- EXERCISE GOAL: Quote all entries in full, exactly.

Dataset items
## start

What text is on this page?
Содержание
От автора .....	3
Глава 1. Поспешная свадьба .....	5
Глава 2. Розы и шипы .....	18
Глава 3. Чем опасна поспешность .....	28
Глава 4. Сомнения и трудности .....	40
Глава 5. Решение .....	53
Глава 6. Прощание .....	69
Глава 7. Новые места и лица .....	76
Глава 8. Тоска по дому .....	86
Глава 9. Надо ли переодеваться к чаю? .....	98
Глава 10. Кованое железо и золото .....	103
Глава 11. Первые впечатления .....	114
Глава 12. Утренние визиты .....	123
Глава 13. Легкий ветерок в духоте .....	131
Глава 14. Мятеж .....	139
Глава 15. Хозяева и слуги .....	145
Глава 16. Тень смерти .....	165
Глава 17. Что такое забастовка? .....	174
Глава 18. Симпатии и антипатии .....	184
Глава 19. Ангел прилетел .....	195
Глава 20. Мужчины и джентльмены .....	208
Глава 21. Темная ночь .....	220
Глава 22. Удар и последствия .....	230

## end

- WRITTEN ANSWER:
What text is on this page?
Содержание
От автора .....	3
Глава 1. Поспешная свадьба .....	5
Глава 2. Розы и шипы .....	18
Глава 3. Чем опасна поспешность .....	28
Глава 4. Сомнения и трудности .....	40
Глава 5. Решение .....	53
Глава 6. Прощание .....	69
Глава 7. Новые места и лица .....	76
Глава 8. Тоска по дому .....	86
Глава 9. Надо ли переодеваться к чаю? .....	98
Глава 10. Кованое железо и золото .....	103
Глава 11. Первые впечатления .....	114
Глава 12. Утренние визиты .....	123
Глава 13. Легкий ветерок в духоте .....	131
Глава 14. Мятеж .....	139
Глава 15. Хозяева и слуги .....	145
Глава 16. Тень смерти .....	165
Глава 17. Что такое забастовка? .....	174
Глава 18. Симпатии и антипатии .....	184
Глава 19. Ангел прилетел .....	195
Глава 20. Мужчины и джентльмены .....	208
Глава 21. Темная ночь .....	220
Глава 22. Удар и последствия .....	230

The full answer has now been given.